# DATASET EXCERPTS:

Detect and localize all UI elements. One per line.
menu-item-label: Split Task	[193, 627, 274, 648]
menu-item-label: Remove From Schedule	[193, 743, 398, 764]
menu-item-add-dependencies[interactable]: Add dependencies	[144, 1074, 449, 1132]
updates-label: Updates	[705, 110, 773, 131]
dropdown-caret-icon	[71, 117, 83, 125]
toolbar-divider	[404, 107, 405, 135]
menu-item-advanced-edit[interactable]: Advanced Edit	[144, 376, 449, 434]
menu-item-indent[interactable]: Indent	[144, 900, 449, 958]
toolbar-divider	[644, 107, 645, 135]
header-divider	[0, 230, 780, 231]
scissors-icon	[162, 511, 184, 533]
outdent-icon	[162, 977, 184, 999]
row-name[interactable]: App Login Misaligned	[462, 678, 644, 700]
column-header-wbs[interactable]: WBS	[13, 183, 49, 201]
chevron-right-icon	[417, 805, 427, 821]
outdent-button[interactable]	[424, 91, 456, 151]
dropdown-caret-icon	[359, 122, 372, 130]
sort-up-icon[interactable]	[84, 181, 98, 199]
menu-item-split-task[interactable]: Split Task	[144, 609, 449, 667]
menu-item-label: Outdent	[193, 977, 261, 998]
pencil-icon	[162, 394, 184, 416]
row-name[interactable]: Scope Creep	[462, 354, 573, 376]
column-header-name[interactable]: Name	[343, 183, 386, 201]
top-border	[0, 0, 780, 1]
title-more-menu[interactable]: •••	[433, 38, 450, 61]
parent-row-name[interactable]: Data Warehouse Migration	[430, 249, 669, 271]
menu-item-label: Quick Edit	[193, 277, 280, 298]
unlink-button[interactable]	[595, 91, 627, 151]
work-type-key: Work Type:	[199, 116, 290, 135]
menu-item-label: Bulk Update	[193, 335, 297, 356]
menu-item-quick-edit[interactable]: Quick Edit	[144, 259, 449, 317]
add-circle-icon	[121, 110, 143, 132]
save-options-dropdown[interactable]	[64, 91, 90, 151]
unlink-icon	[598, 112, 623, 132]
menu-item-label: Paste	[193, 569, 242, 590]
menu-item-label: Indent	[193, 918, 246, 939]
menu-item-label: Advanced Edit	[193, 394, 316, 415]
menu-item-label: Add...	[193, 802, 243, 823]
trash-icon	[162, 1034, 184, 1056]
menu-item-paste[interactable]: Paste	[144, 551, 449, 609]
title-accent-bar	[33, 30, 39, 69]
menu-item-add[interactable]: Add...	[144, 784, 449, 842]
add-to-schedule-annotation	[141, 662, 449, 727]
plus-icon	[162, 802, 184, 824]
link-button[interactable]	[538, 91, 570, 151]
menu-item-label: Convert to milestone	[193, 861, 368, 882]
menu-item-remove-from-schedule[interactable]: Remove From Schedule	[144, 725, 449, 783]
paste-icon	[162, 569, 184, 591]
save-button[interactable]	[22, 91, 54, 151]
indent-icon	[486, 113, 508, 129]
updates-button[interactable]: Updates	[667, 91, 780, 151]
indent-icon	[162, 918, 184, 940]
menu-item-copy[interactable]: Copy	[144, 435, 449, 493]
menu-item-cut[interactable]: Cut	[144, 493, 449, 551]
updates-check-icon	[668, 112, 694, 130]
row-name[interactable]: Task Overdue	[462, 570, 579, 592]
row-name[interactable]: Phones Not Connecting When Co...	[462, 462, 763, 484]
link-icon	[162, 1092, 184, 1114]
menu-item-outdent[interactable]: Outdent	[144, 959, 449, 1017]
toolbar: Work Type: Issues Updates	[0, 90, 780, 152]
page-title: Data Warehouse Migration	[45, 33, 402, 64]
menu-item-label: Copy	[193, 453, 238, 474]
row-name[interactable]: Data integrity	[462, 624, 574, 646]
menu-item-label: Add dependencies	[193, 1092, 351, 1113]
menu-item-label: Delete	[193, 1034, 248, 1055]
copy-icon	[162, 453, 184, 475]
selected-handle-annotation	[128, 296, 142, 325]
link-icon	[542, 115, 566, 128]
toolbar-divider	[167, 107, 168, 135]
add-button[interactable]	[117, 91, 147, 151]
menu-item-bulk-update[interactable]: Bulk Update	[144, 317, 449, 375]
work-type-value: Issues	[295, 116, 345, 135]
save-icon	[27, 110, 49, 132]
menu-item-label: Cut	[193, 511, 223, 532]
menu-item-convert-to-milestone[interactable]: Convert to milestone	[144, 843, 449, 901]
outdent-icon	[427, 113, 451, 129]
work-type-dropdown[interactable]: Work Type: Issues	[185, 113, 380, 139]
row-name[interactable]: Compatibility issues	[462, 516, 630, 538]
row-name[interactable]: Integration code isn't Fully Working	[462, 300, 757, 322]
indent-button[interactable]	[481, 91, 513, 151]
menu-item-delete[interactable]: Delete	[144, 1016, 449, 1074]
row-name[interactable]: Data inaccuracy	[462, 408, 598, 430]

# TASK PROMPT:
Format every line of the items above as a Markdown table with two columns, No for the row number and Text for the line, skipping any blank lines.

# EXERCISE RESULT:
| No | Text |
|---|---|
| 1 | Detect and localize all UI elements. One per line. |
| 2 | menu-item-label: Split Task	[193, 627, 274, 648] |
| 3 | menu-item-label: Remove From Schedule	[193, 743, 398, 764] |
| 4 | menu-item-add-dependencies[interactable]: Add dependencies	[144, 1074, 449, 1132] |
| 5 | updates-label: Updates	[705, 110, 773, 131] |
| 6 | dropdown-caret-icon	[71, 117, 83, 125] |
| 7 | toolbar-divider	[404, 107, 405, 135] |
| 8 | menu-item-advanced-edit[interactable]: Advanced Edit	[144, 376, 449, 434] |
| 9 | menu-item-indent[interactable]: Indent	[144, 900, 449, 958] |
| 10 | toolbar-divider	[644, 107, 645, 135] |
| 11 | header-divider	[0, 230, 780, 231] |
| 12 | scissors-icon	[162, 511, 184, 533] |
| 13 | outdent-icon	[162, 977, 184, 999] |
| 14 | row-name[interactable]: App Login Misaligned	[462, 678, 644, 700] |
| 15 | column-header-wbs[interactable]: WBS	[13, 183, 49, 201] |
| 16 | chevron-right-icon	[417, 805, 427, 821] |
| 17 | outdent-button[interactable]	[424, 91, 456, 151] |
| 18 | dropdown-caret-icon	[359, 122, 372, 130] |
| 19 | sort-up-icon[interactable]	[84, 181, 98, 199] |
| 20 | menu-item-split-task[interactable]: Split Task	[144, 609, 449, 667] |
| 21 | menu-item-label: Outdent	[193, 977, 261, 998] |
| 22 | pencil-icon	[162, 394, 184, 416] |
| 23 | row-name[interactable]: Scope Creep	[462, 354, 573, 376] |
| 24 | column-header-name[interactable]: Name	[343, 183, 386, 201] |
| 25 | top-border	[0, 0, 780, 1] |
| 26 | title-more-menu[interactable]: •••	[433, 38, 450, 61] |
| 27 | parent-row-name[interactable]: Data Warehouse Migration	[430, 249, 669, 271] |
| 28 | menu-item-label: Quick Edit	[193, 277, 280, 298] |
| 29 | unlink-button[interactable]	[595, 91, 627, 151] |
| 30 | work-type-key: Work Type:	[199, 116, 290, 135] |
| 31 | menu-item-label: Bulk Update	[193, 335, 297, 356] |
| 32 | menu-item-quick-edit[interactable]: Quick Edit	[144, 259, 449, 317] |
| 33 | add-circle-icon	[121, 110, 143, 132] |
| 34 | save-options-dropdown[interactable]	[64, 91, 90, 151] |
| 35 | unlink-icon	[598, 112, 623, 132] |
| 36 | menu-item-label: Paste	[193, 569, 242, 590] |
| 37 | menu-item-label: Indent	[193, 918, 246, 939] |
| 38 | menu-item-label: Advanced Edit	[193, 394, 316, 415] |
| 39 | menu-item-label: Add...	[193, 802, 243, 823] |
| 40 | trash-icon	[162, 1034, 184, 1056] |
| 41 | menu-item-paste[interactable]: Paste	[144, 551, 449, 609] |
| 42 | title-accent-bar	[33, 30, 39, 69] |
| 43 | menu-item-add[interactable]: Add...	[144, 784, 449, 842] |
| 44 | add-to-schedule-annotation	[141, 662, 449, 727] |
| 45 | plus-icon	[162, 802, 184, 824] |
| 46 | link-button[interactable]	[538, 91, 570, 151] |
| 47 | menu-item-label: Convert to milestone	[193, 861, 368, 882] |
| 48 | menu-item-remove-from-schedule[interactable]: Remove From Schedule	[144, 725, 449, 783] |
| 49 | paste-icon	[162, 569, 184, 591] |
| 50 | save-button[interactable]	[22, 91, 54, 151] |
| 51 | indent-icon	[486, 113, 508, 129] |
| 52 | updates-button[interactable]: Updates	[667, 91, 780, 151] |
| 53 | indent-icon	[162, 918, 184, 940] |
| 54 | menu-item-copy[interactable]: Copy	[144, 435, 449, 493] |
| 55 | menu-item-cut[interactable]: Cut	[144, 493, 449, 551] |
| 56 | updates-check-icon	[668, 112, 694, 130] |
| 57 | row-name[interactable]: Task Overdue	[462, 570, 579, 592] |
| 58 | row-name[interactable]: Phones Not Connecting When Co...	[462, 462, 763, 484] |
| 59 | link-icon	[162, 1092, 184, 1114] |
| 60 | menu-item-outdent[interactable]: Outdent	[144, 959, 449, 1017] |
| 61 | toolbar: Work Type: Issues Updates	[0, 90, 780, 152] |
| 62 | page-title: Data Warehouse Migration	[45, 33, 402, 64] |
| 63 | menu-item-label: Copy	[193, 453, 238, 474] |
| 64 | row-name[interactable]: Data integrity	[462, 624, 574, 646] |
| 65 | menu-item-label: Add dependencies	[193, 1092, 351, 1113] |
| 66 | menu-item-label: Delete	[193, 1034, 248, 1055] |
| 67 | copy-icon	[162, 453, 184, 475] |
| 68 | selected-handle-annotation	[128, 296, 142, 325] |
| 69 | link-icon	[542, 115, 566, 128] |
| 70 | toolbar-divider	[167, 107, 168, 135] |
| 71 | add-button[interactable]	[117, 91, 147, 151] |
| 72 | menu-item-bulk-update[interactable]: Bulk Update	[144, 317, 449, 375] |
| 73 | work-type-value: Issues	[295, 116, 345, 135] |
| 74 | save-icon	[27, 110, 49, 132] |
| 75 | menu-item-label: Cut	[193, 511, 223, 532] |
| 76 | menu-item-convert-to-milestone[interactable]: Convert to milestone	[144, 843, 449, 901] |
| 77 | outdent-icon	[427, 113, 451, 129] |
| 78 | work-type-dropdown[interactable]: Work Type: Issues	[185, 113, 380, 139] |
| 79 | row-name[interactable]: Compatibility issues	[462, 516, 630, 538] |
| 80 | row-name[interactable]: Integration code isn't Fully Working	[462, 300, 757, 322] |
| 81 | indent-button[interactable]	[481, 91, 513, 151] |
| 82 | menu-item-delete[interactable]: Delete	[144, 1016, 449, 1074] |
| 83 | row-name[interactable]: Data inaccuracy	[462, 408, 598, 430] |